**Text for analysis:**
Skip to main content

Production troubleshooting

This page focuses on issues that usually appear after an agent leaves local development: deployment failures, state drift, auth mismatches, and cross-service connectivity problems.

If you need a narrower troubleshooting guide, use the dedicated pages:

Production troubleshooting workflow

Issue: deployment starts but requests fail immediately

Symptoms

  • /ping works but graph routes fail
  • first invoke request returns 500
  • logs mention import or dependency errors

Likely causes

  • graph import path is wrong in agentflow.json
  • environment variables required by the graph are missing
  • production image does not include all dependencies

Fix

  • verify python -c "from graph.react import app; print(app)"

Bounding box prediction data
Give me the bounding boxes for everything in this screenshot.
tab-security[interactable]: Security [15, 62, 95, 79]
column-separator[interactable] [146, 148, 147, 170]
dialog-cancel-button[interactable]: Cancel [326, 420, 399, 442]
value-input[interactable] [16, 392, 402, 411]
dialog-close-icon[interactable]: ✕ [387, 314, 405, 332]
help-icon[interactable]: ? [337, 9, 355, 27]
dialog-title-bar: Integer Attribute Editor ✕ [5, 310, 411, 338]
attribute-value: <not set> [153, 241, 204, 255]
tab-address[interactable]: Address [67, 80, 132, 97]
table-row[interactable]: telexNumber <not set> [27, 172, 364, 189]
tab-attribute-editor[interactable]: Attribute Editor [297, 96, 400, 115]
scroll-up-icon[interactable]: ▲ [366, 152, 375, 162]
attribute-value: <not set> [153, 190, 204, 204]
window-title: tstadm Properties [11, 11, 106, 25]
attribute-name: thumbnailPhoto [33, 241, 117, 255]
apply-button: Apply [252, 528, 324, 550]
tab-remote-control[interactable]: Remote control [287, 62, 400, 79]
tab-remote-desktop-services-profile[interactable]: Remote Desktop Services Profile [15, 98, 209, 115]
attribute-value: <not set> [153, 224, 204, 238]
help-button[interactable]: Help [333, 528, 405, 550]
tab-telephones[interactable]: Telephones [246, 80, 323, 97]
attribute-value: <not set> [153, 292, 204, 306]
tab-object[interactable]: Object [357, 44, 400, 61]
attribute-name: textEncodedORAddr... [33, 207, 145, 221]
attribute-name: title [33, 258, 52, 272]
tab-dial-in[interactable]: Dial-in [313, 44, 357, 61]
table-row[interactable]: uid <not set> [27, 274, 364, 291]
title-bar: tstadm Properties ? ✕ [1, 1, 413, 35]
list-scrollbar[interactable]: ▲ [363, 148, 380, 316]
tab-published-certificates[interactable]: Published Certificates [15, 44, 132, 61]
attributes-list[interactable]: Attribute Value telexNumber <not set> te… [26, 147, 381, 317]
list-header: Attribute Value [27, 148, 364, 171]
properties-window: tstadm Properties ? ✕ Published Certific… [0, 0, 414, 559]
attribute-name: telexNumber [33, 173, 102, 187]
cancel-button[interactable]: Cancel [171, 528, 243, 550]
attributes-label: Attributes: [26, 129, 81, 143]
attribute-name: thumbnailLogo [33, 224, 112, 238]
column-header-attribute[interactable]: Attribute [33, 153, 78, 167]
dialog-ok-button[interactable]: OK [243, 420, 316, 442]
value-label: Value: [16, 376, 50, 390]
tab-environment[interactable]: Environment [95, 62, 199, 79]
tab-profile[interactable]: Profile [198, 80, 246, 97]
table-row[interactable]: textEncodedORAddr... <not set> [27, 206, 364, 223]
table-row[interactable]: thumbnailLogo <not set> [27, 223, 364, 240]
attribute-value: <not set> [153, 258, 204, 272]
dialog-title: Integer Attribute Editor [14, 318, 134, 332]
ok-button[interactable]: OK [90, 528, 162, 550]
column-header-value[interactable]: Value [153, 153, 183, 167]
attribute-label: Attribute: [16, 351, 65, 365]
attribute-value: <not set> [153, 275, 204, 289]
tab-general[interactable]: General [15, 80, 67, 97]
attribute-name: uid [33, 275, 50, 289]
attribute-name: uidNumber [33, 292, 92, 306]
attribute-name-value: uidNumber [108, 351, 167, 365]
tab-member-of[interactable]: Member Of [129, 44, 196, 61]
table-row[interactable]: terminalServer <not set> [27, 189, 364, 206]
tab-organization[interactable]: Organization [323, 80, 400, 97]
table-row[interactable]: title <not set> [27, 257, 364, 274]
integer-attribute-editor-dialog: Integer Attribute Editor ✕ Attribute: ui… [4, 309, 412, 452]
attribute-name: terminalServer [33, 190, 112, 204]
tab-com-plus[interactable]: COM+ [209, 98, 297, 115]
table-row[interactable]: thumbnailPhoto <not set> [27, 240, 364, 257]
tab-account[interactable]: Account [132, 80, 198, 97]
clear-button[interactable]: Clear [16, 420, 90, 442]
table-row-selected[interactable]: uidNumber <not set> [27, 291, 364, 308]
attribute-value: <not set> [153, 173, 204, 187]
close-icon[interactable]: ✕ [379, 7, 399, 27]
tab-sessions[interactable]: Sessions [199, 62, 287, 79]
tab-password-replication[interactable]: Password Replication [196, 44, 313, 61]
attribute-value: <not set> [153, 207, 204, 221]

**Tasks to carry out:**
1. Reproduce the production troubleshooting page between "Skip to main" and "cross-service connectivity problems.", inclusive.
2. Answer the following from the production troubleshooting page:
(a) Which route works even though graph routes fail?
(b) In which file might the graph import path be wrong?
(c) What status does the first invoke request return?

**Responses to the tasks:**
1.
Skip to main content

Production troubleshooting

This page focuses on issues that usually appear after an agent leaves local development: deployment failures, state drift, auth mismatches, and cross-service connectivity problems.

2.
(a) /ping
(b) agentflow.json
(c) 500